* _SHORT TASK_
Exclude the pictures and return every line exactly as written.
───
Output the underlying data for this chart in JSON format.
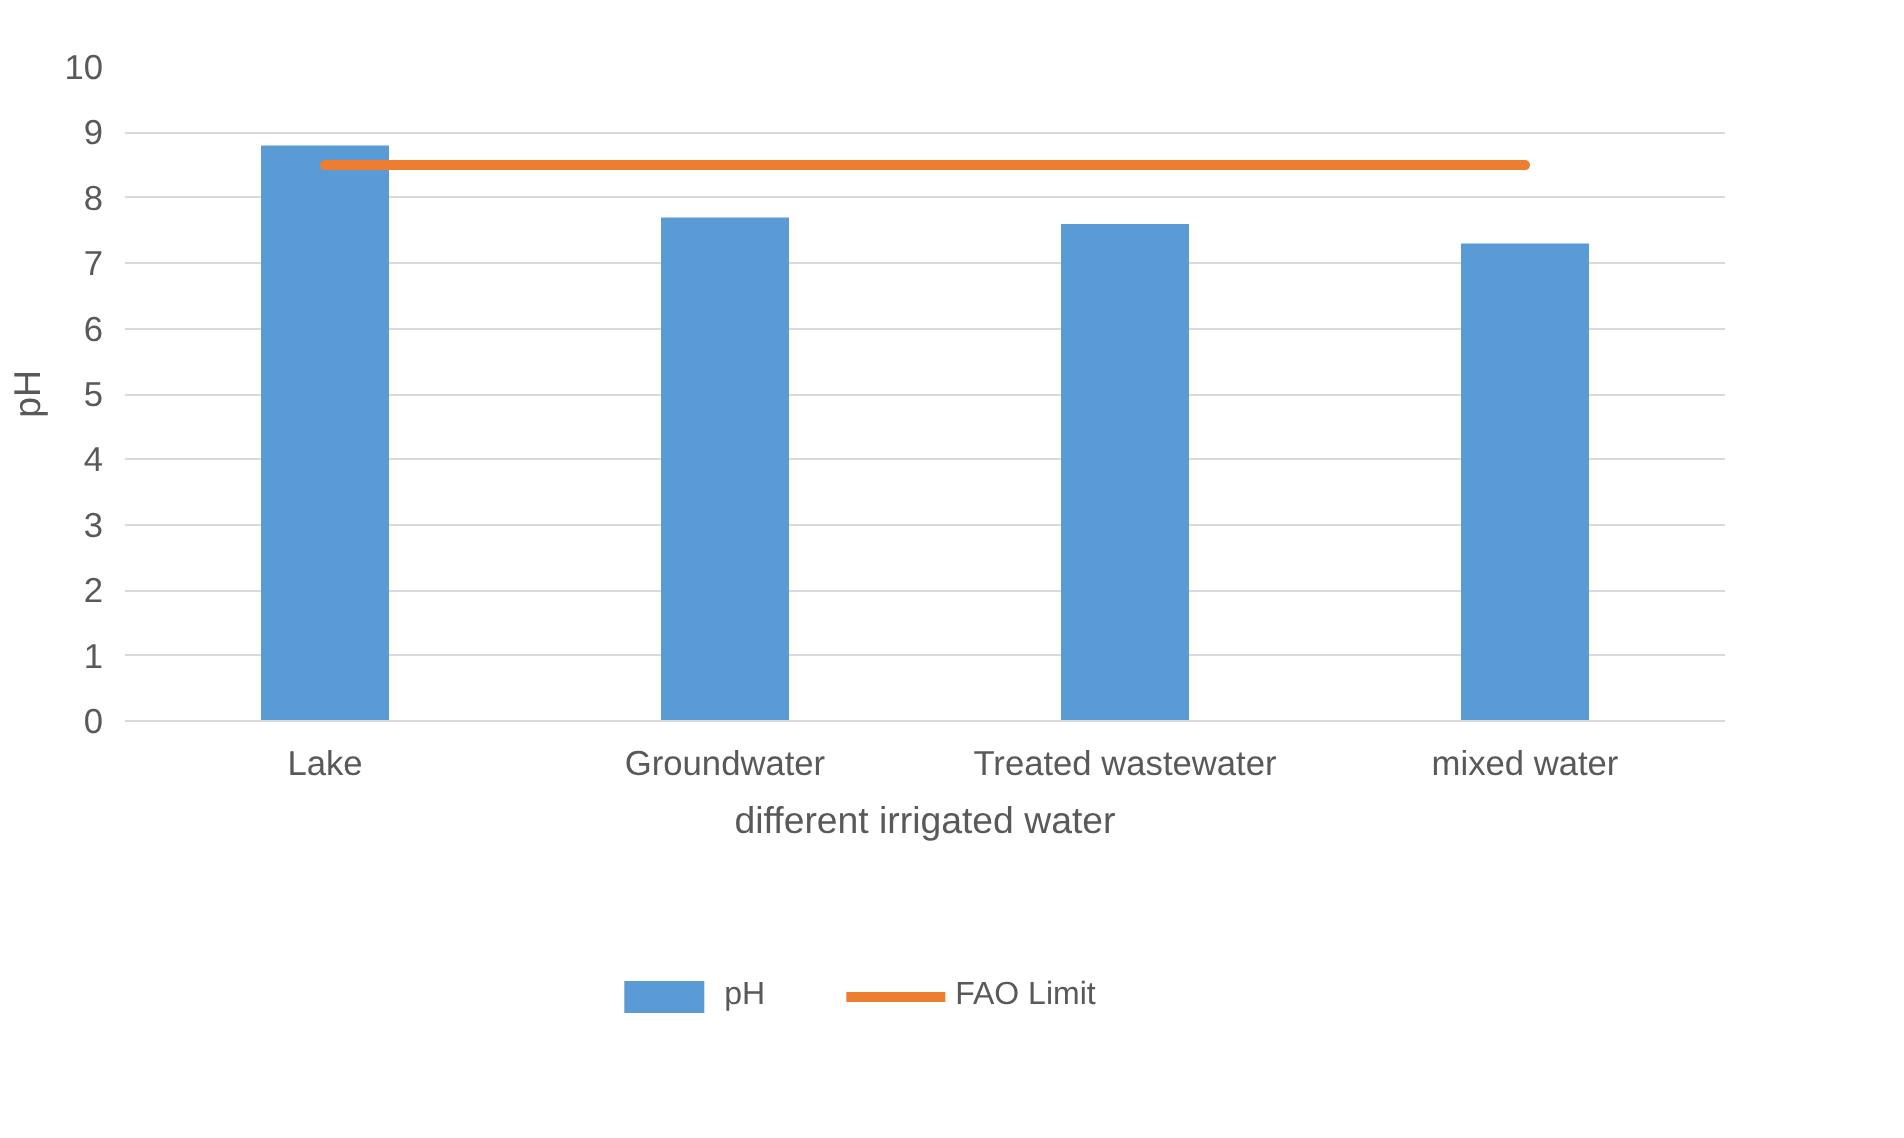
{
  "chart_data": {
    "type": "bar",
    "xlabel": "different irrigated water",
    "ylabel": "pH",
    "categories": [
      "Lake",
      "Groundwater",
      "Treated wastewater",
      "mixed water"
    ],
    "series": [
      {
        "name": "pH",
        "color": "#5b9bd5",
        "values": [
          8.8,
          7.7,
          7.6,
          7.3
        ]
      },
      {
        "name": "FAO Limit",
        "type": "line",
        "color": "#ed7d31",
        "values": [
          8.5,
          8.5,
          8.5,
          8.5
        ]
      }
    ],
    "ylim": [
      0,
      10
    ],
    "yticks": [
      0,
      1,
      2,
      3,
      4,
      5,
      6,
      7,
      8,
      9,
      10
    ],
    "grid": "y",
    "legend": "bottom"
  }
}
───
* _PROBLEM SOLUTION_
Output the underlying data for this chart in JSON format.
{
  "chart_data": {
    "type": "bar",
    "xlabel": "different irrigated water",
    "ylabel": "pH",
    "categories": [
      "Lake",
      "Groundwater",
      "Treated wastewater",
      "mixed water"
    ],
    "series": [
      {
        "name": "pH",
        "color": "#5b9bd5",
        "values": [
          8.8,
          7.7,
          7.6,
          7.3
        ]
      },
      {
        "name": "FAO Limit",
        "type": "line",
        "color": "#ed7d31",
        "values": [
          8.5,
          8.5,
          8.5,
          8.5
        ]
      }
    ],
    "ylim": [
      0,
      10
    ],
    "yticks": [
      0,
      1,
      2,
      3,
      4,
      5,
      6,
      7,
      8,
      9,
      10
    ],
    "grid": "y",
    "legend": "bottom"
  }
}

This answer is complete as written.